INSTRUCTIONS TO FOLLOW: Here are some records; quote them exactly, leaving out the pictures.
◆ ◆ ◆ ◆ ◆
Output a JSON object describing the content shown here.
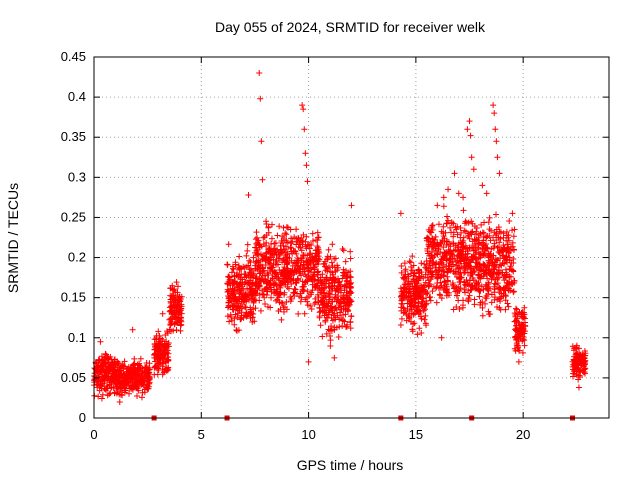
{
  "chart_data": {
    "type": "scatter",
    "title": "Day 055 of 2024, SRMTID for receiver welk",
    "xlabel": "GPS time / hours",
    "ylabel": "SRMTID / TECUs",
    "xlim": [
      0,
      24
    ],
    "ylim": [
      0,
      0.45
    ],
    "x_ticks": [
      0,
      5,
      10,
      15,
      20
    ],
    "x_tick_labels": [
      "0",
      "5",
      "10",
      "15",
      "20"
    ],
    "y_ticks": [
      0,
      0.05,
      0.1,
      0.15,
      0.2,
      0.25,
      0.3,
      0.35,
      0.4,
      0.45
    ],
    "y_tick_labels": [
      "0",
      "0.05",
      "0.1",
      "0.15",
      "0.2",
      "0.25",
      "0.3",
      "0.35",
      "0.4",
      "0.45"
    ],
    "grid": true,
    "marker": "+",
    "color": "#ff0000",
    "data_gap_markers_x": [
      2.8,
      6.2,
      14.3,
      17.6,
      22.3
    ],
    "series": [
      {
        "name": "SRMTID",
        "segments": [
          {
            "x_range": [
              0.0,
              1.0
            ],
            "y_center": 0.055,
            "y_spread": 0.025
          },
          {
            "x_range": [
              1.0,
              2.6
            ],
            "y_center": 0.05,
            "y_spread": 0.02
          },
          {
            "x_range": [
              2.8,
              3.5
            ],
            "y_center": 0.08,
            "y_spread": 0.025
          },
          {
            "x_range": [
              3.5,
              4.1
            ],
            "y_center": 0.135,
            "y_spread": 0.03
          },
          {
            "x_range": [
              6.2,
              7.5
            ],
            "y_center": 0.16,
            "y_spread": 0.045
          },
          {
            "x_range": [
              7.5,
              10.5
            ],
            "y_center": 0.185,
            "y_spread": 0.05
          },
          {
            "x_range": [
              10.5,
              12.0
            ],
            "y_center": 0.155,
            "y_spread": 0.05
          },
          {
            "x_range": [
              14.3,
              15.5
            ],
            "y_center": 0.155,
            "y_spread": 0.045
          },
          {
            "x_range": [
              15.5,
              17.6
            ],
            "y_center": 0.195,
            "y_spread": 0.055
          },
          {
            "x_range": [
              17.6,
              19.6
            ],
            "y_center": 0.19,
            "y_spread": 0.055
          },
          {
            "x_range": [
              19.6,
              20.1
            ],
            "y_center": 0.11,
            "y_spread": 0.03
          },
          {
            "x_range": [
              22.3,
              22.9
            ],
            "y_center": 0.07,
            "y_spread": 0.02
          }
        ],
        "peaks": [
          {
            "x": 7.7,
            "y": 0.43
          },
          {
            "x": 7.75,
            "y": 0.398
          },
          {
            "x": 7.8,
            "y": 0.345
          },
          {
            "x": 7.85,
            "y": 0.297
          },
          {
            "x": 7.2,
            "y": 0.278
          },
          {
            "x": 9.7,
            "y": 0.39
          },
          {
            "x": 9.75,
            "y": 0.385
          },
          {
            "x": 9.8,
            "y": 0.36
          },
          {
            "x": 9.85,
            "y": 0.33
          },
          {
            "x": 9.9,
            "y": 0.315
          },
          {
            "x": 9.95,
            "y": 0.295
          },
          {
            "x": 16.3,
            "y": 0.275
          },
          {
            "x": 16.5,
            "y": 0.285
          },
          {
            "x": 16.8,
            "y": 0.305
          },
          {
            "x": 17.0,
            "y": 0.28
          },
          {
            "x": 17.2,
            "y": 0.275
          },
          {
            "x": 17.4,
            "y": 0.36
          },
          {
            "x": 17.5,
            "y": 0.37
          },
          {
            "x": 17.55,
            "y": 0.352
          },
          {
            "x": 17.6,
            "y": 0.325
          },
          {
            "x": 17.7,
            "y": 0.31
          },
          {
            "x": 18.1,
            "y": 0.29
          },
          {
            "x": 18.3,
            "y": 0.28
          },
          {
            "x": 18.6,
            "y": 0.39
          },
          {
            "x": 18.65,
            "y": 0.38
          },
          {
            "x": 18.7,
            "y": 0.36
          },
          {
            "x": 18.75,
            "y": 0.345
          },
          {
            "x": 18.8,
            "y": 0.325
          },
          {
            "x": 18.9,
            "y": 0.305
          },
          {
            "x": 19.5,
            "y": 0.255
          },
          {
            "x": 12.0,
            "y": 0.265
          },
          {
            "x": 14.3,
            "y": 0.255
          },
          {
            "x": 16.0,
            "y": 0.265
          },
          {
            "x": 3.2,
            "y": 0.13
          },
          {
            "x": 1.8,
            "y": 0.11
          },
          {
            "x": 0.3,
            "y": 0.095
          },
          {
            "x": 10.0,
            "y": 0.07
          },
          {
            "x": 11.2,
            "y": 0.075
          },
          {
            "x": 19.8,
            "y": 0.07
          },
          {
            "x": 16.2,
            "y": 0.1
          },
          {
            "x": 22.6,
            "y": 0.038
          },
          {
            "x": 1.2,
            "y": 0.02
          }
        ]
      }
    ]
  }
}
◆ ◆ ◆ ◆ ◆
TASK OUTPUT:
Output a JSON object describing the content shown here.
{
  "chart_data": {
    "type": "scatter",
    "title": "Day 055 of 2024, SRMTID for receiver welk",
    "xlabel": "GPS time / hours",
    "ylabel": "SRMTID / TECUs",
    "xlim": [
      0,
      24
    ],
    "ylim": [
      0,
      0.45
    ],
    "x_ticks": [
      0,
      5,
      10,
      15,
      20
    ],
    "x_tick_labels": [
      "0",
      "5",
      "10",
      "15",
      "20"
    ],
    "y_ticks": [
      0,
      0.05,
      0.1,
      0.15,
      0.2,
      0.25,
      0.3,
      0.35,
      0.4,
      0.45
    ],
    "y_tick_labels": [
      "0",
      "0.05",
      "0.1",
      "0.15",
      "0.2",
      "0.25",
      "0.3",
      "0.35",
      "0.4",
      "0.45"
    ],
    "grid": true,
    "marker": "+",
    "color": "#ff0000",
    "data_gap_markers_x": [
      2.8,
      6.2,
      14.3,
      17.6,
      22.3
    ],
    "series": [
      {
        "name": "SRMTID",
        "segments": [
          {
            "x_range": [
              0.0,
              1.0
            ],
            "y_center": 0.055,
            "y_spread": 0.025
          },
          {
            "x_range": [
              1.0,
              2.6
            ],
            "y_center": 0.05,
            "y_spread": 0.02
          },
          {
            "x_range": [
              2.8,
              3.5
            ],
            "y_center": 0.08,
            "y_spread": 0.025
          },
          {
            "x_range": [
              3.5,
              4.1
            ],
            "y_center": 0.135,
            "y_spread": 0.03
          },
          {
            "x_range": [
              6.2,
              7.5
            ],
            "y_center": 0.16,
            "y_spread": 0.045
          },
          {
            "x_range": [
              7.5,
              10.5
            ],
            "y_center": 0.185,
            "y_spread": 0.05
          },
          {
            "x_range": [
              10.5,
              12.0
            ],
            "y_center": 0.155,
            "y_spread": 0.05
          },
          {
            "x_range": [
              14.3,
              15.5
            ],
            "y_center": 0.155,
            "y_spread": 0.045
          },
          {
            "x_range": [
              15.5,
              17.6
            ],
            "y_center": 0.195,
            "y_spread": 0.055
          },
          {
            "x_range": [
              17.6,
              19.6
            ],
            "y_center": 0.19,
            "y_spread": 0.055
          },
          {
            "x_range": [
              19.6,
              20.1
            ],
            "y_center": 0.11,
            "y_spread": 0.03
          },
          {
            "x_range": [
              22.3,
              22.9
            ],
            "y_center": 0.07,
            "y_spread": 0.02
          }
        ],
        "peaks": [
          {
            "x": 7.7,
            "y": 0.43
          },
          {
            "x": 7.75,
            "y": 0.398
          },
          {
            "x": 7.8,
            "y": 0.345
          },
          {
            "x": 7.85,
            "y": 0.297
          },
          {
            "x": 7.2,
            "y": 0.278
          },
          {
            "x": 9.7,
            "y": 0.39
          },
          {
            "x": 9.75,
            "y": 0.385
          },
          {
            "x": 9.8,
            "y": 0.36
          },
          {
            "x": 9.85,
            "y": 0.33
          },
          {
            "x": 9.9,
            "y": 0.315
          },
          {
            "x": 9.95,
            "y": 0.295
          },
          {
            "x": 16.3,
            "y": 0.275
          },
          {
            "x": 16.5,
            "y": 0.285
          },
          {
            "x": 16.8,
            "y": 0.305
          },
          {
            "x": 17.0,
            "y": 0.28
          },
          {
            "x": 17.2,
            "y": 0.275
          },
          {
            "x": 17.4,
            "y": 0.36
          },
          {
            "x": 17.5,
            "y": 0.37
          },
          {
            "x": 17.55,
            "y": 0.352
          },
          {
            "x": 17.6,
            "y": 0.325
          },
          {
            "x": 17.7,
            "y": 0.31
          },
          {
            "x": 18.1,
            "y": 0.29
          },
          {
            "x": 18.3,
            "y": 0.28
          },
          {
            "x": 18.6,
            "y": 0.39
          },
          {
            "x": 18.65,
            "y": 0.38
          },
          {
            "x": 18.7,
            "y": 0.36
          },
          {
            "x": 18.75,
            "y": 0.345
          },
          {
            "x": 18.8,
            "y": 0.325
          },
          {
            "x": 18.9,
            "y": 0.305
          },
          {
            "x": 19.5,
            "y": 0.255
          },
          {
            "x": 12.0,
            "y": 0.265
          },
          {
            "x": 14.3,
            "y": 0.255
          },
          {
            "x": 16.0,
            "y": 0.265
          },
          {
            "x": 3.2,
            "y": 0.13
          },
          {
            "x": 1.8,
            "y": 0.11
          },
          {
            "x": 0.3,
            "y": 0.095
          },
          {
            "x": 10.0,
            "y": 0.07
          },
          {
            "x": 11.2,
            "y": 0.075
          },
          {
            "x": 19.8,
            "y": 0.07
          },
          {
            "x": 16.2,
            "y": 0.1
          },
          {
            "x": 22.6,
            "y": 0.038
          },
          {
            "x": 1.2,
            "y": 0.02
          }
        ]
      }
    ]
  }
}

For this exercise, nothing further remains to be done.